# [Teks Bacaan]
%%

Pada masa pemerintahan Ahmad Malik az-Zahir Bahian Syah, terletak agak jauh ke selatan Kerajaan Samudra Pasai, terletak negeri Tamiang yang diperintah oleh raja Dinok. Setelah ditaklukan, Tamiang diperintah oleh seorang pembesar istana Kerajaan Samudra Pasai yang bergelar raja Setia Muda. Penempatan raja Setia Muda sebagai raja di Tamiang adalah jelas untuk memudahkan pengawasan terhadap daerah Tamiang yang baru saja ditaklukan oleh Kerajaan Samudra Pasai.
Hikayat Raja-Raja Pasai menyebutkan daerah yang berada di bawah pengaruh Kerajaan Samudra Pasai adalah; Pasai, Balek Bimba, Samerlangga, Beruana, Simpang di hulu Sungai, Buloh Telang, Benua, Samudra, Perlak, Hambu Aer, Rama Candi, Tukas dan Pekan. Sesudah Kerajaan Samudra Pasai jatuh akibat invasi Kerajaan Majapahit pada abad ke-15, kedudukannya digantikan oleh Kerajaan Tamiang. Di Tamiang tidak lazim menyebut kepala pemerintahan dengan nama uleebalang tetapi dengan sebutan raja.
Di bagian lain di daerah Aceh, sebagian raja kecil disebut dengan uleebalang, sedangkan Sultan Aceh tetap disebut sultan. Kerajaan Aceh yang mulai berkembang dengan cepat pada abad ke-17 ketika seluruh wilayah Kerajaan Aceh telah ditaklukan dengan pusat berada di Kutaraja. Dalam masa pemerintahan Sultan Iskandar Muda, Kerajaan Aceh mencapai puncak kejayaannya. Pelabuhan Bandar Aceh dibuka sebagai pelabuhan internasional dengan jaminan pengamanan terhadap gangguan laut dari kapal perang Portugis.
Kekayaan negara dan hasil perkebunan lada, dipergunakan untuk pembelian dan pembuatan kapal-kapal perang guna memperkuat armada kerajaan. Penaklukan demi penaklukan pun tidak hanya terhadap daerah Kerajaan Aceh dan sekitarnya saja, akan tetapi penaklukan pun dilakukan meluas keluar dari wilayah Kerajaan Aceh.
Pada masa Sultan Iskandar Muda berkuasa di Kerajaan Aceh, disusunlah suatu undang-undang tentang tata pemerintahan yang disebut dengan Adat Makuta Alam. Di tingkat pusat kerajaan, Sultan Iskandar Muda berhasil mempersatukan golongan masyarakat yang disebut dengan kaum, di antaranya yang memegang peranan penting adalah kaul Lhoe Reotoih (kaum tiga ratus), Kaum Tok Raoe (orang-orang Asia), kaum orang Mante, Batak Karo, Arab, Persi, Turki Mindi, Kaum ja Sandang (orang-orang Mindi) dan kaum Imam Peucut (imam empat).

%%

# [Soal Latihan]
#1 Tuliskan baris-baris entri sebagai daftar JSON berisi string, satu string untuk tiap baris dan tanpa baris kosong. Mulailah dari baris pertama entri sampai baris yang memuat "- reading-display: 5.124", dengan kedua baris ujung itu ikut disertakan.
#2 Sambung teks tentang Samudra Pasai dan Kerajaan Aceh mulai setelah kalimat terakhirnya.

# [Bahan yang Diberikan]
%%

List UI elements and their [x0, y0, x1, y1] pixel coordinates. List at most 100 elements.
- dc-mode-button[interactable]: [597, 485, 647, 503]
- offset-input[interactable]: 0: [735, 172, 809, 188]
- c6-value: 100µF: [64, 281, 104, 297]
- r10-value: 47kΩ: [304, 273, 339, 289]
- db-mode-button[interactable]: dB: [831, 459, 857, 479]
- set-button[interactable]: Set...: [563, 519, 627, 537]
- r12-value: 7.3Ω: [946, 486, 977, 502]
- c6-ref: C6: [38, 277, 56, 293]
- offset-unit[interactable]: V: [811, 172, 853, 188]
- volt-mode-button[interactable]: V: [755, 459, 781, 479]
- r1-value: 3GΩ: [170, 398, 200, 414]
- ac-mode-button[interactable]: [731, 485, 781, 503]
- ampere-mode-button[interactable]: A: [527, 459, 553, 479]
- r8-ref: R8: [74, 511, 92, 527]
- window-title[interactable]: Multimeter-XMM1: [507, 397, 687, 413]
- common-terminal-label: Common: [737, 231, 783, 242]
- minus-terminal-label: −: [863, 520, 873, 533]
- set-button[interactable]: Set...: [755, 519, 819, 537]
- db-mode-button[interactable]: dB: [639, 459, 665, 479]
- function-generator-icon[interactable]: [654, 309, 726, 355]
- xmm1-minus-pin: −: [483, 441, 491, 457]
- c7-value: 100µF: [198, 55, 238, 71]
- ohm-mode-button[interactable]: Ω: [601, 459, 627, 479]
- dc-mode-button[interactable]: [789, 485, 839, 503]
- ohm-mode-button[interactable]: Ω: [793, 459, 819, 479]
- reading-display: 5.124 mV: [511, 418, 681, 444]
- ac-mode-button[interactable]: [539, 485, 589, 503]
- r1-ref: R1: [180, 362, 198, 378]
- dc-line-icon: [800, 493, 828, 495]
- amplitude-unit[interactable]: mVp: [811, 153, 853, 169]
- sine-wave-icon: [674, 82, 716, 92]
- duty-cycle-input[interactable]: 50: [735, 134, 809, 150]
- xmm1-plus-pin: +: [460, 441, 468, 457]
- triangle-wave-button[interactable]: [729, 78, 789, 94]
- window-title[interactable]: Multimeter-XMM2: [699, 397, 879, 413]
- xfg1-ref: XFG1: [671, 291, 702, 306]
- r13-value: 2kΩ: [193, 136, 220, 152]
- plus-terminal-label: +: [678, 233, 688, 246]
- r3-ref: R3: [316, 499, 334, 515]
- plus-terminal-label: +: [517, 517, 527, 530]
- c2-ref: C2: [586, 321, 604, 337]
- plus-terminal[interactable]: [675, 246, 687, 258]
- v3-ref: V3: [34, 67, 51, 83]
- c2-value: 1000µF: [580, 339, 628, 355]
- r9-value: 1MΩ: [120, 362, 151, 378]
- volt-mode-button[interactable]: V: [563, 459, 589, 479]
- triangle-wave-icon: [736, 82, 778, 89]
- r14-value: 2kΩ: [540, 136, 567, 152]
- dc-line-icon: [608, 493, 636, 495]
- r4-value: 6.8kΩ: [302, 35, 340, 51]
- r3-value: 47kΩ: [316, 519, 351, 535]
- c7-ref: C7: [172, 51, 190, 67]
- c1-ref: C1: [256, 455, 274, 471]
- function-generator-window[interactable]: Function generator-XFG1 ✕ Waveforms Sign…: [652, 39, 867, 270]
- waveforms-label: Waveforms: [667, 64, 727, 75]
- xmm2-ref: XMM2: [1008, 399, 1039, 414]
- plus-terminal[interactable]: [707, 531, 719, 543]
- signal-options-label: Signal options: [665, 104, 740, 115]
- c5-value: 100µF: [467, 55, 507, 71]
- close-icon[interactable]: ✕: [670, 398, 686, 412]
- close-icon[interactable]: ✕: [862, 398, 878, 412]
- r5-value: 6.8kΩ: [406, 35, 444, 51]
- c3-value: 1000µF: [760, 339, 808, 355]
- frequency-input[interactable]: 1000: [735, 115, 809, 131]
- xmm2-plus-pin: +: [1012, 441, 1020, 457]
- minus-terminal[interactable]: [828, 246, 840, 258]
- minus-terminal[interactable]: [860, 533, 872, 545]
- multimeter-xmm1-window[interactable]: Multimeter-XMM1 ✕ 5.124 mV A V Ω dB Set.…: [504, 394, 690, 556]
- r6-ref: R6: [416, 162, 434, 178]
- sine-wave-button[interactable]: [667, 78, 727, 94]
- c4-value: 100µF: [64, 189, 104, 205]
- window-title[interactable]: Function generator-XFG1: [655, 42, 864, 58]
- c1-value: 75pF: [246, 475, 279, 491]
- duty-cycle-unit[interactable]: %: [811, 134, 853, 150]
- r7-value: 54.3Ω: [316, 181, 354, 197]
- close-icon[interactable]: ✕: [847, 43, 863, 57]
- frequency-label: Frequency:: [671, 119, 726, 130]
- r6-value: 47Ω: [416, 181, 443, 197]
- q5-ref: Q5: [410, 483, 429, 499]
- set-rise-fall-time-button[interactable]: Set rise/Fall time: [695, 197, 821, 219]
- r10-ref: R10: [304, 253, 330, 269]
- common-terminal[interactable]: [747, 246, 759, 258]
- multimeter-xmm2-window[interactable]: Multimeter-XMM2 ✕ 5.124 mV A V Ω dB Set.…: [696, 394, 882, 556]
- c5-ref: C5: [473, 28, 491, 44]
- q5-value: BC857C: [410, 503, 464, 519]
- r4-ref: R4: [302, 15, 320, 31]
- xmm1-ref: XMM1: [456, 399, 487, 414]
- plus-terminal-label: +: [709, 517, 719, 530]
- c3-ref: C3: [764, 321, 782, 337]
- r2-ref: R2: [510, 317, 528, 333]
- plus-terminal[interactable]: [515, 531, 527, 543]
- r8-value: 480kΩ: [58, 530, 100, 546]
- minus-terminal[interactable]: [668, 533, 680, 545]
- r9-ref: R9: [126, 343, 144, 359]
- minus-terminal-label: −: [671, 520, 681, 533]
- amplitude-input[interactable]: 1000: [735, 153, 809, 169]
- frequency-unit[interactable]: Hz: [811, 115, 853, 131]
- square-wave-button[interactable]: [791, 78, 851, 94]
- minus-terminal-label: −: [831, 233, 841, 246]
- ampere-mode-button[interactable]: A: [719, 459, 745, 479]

%%

# [Jawaban Berurutan]
#1
[
  "List UI elements and their [x0, y0, x1, y1] pixel coordinates. List at most 100 elements.",
  "- dc-mode-button[interactable]: [597, 485, 647, 503]",
  "- offset-input[interactable]: 0: [735, 172, 809, 188]",
  "- c6-value: 100µF: [64, 281, 104, 297]",
  "- r10-value: 47kΩ: [304, 273, 339, 289]",
  "- db-mode-button[interactable]: dB: [831, 459, 857, 479]",
  "- set-button[interactable]: Set...: [563, 519, 627, 537]",
  "- r12-value: 7.3Ω: [946, 486, 977, 502]",
  "- c6-ref: C6: [38, 277, 56, 293]",
  "- offset-unit[interactable]: V: [811, 172, 853, 188]",
  "- volt-mode-button[interactable]: V: [755, 459, 781, 479]",
  "- r1-value: 3GΩ: [170, 398, 200, 414]",
  "- ac-mode-button[interactable]: [731, 485, 781, 503]",
  "- ampere-mode-button[interactable]: A: [527, 459, 553, 479]",
  "- r8-ref: R8: [74, 511, 92, 527]",
  "- window-title[interactable]: Multimeter-XMM1: [507, 397, 687, 413]",
  "- common-terminal-label: Common: [737, 231, 783, 242]",
  "- minus-terminal-label: −: [863, 520, 873, 533]",
  "- set-button[interactable]: Set...: [755, 519, 819, 537]",
  "- db-mode-button[interactable]: dB: [639, 459, 665, 479]",
  "- function-generator-icon[interactable]: [654, 309, 726, 355]",
  "- xmm1-minus-pin: −: [483, 441, 491, 457]",
  "- c7-value: 100µF: [198, 55, 238, 71]",
  "- ohm-mode-button[interactable]: Ω: [601, 459, 627, 479]",
  "- dc-mode-button[interactable]: [789, 485, 839, 503]",
  "- ohm-mode-button[interactable]: Ω: [793, 459, 819, 479]",
  "- reading-display: 5.124 mV: [511, 418, 681, 444]"
]

#2
Untuk daerah sekitar Kerajaan Aceh, yaitu kerajaan-kerajaan di luar ibu kota Kutaraja, Sultan Iskandar Muda membagi wilayag kerajaan Kerajaan Aceh dalam mukim-mukim, yang dapat mengatur pemerintahan sendiri sepanjang tidak berlawanan dengan hukum yang tertulis di dalam Adat Makuta Alam. Susunan daerah mulai dari tingkat desa/kampung hingga menjadi mukim adalah sebagai berikut:
“kesatuan hukum masyarakat yang asli pada tingkat pertama adalah keluarga sekampung/meunasah. Kepala kampung bergelar Keucik (orang-orang yang tertua, terkemuka). Kemudian kampung ini di bawah kesatuan mukim, pada permulaannya adalah 1000 orang laki-laki dewasa. Jadi suatu mukim yang kemudian berkembang penduduknya dapat dipecah lagi menjadi beberapa mukim. “
Beberapa mukim ini kemudian dipersatukan dalam suatu kelompok yang lebih besar yang dikepalai oleh uleebalang sultan, oleh karena akan mengurus semua perkara yang berhubungan dengan daerah kelak. Rakyat mendapat tanah bebas untuk membuat sawah atau kebun dan apabila telah menjadi hak milik harus membayar pajak kepada raja Talce.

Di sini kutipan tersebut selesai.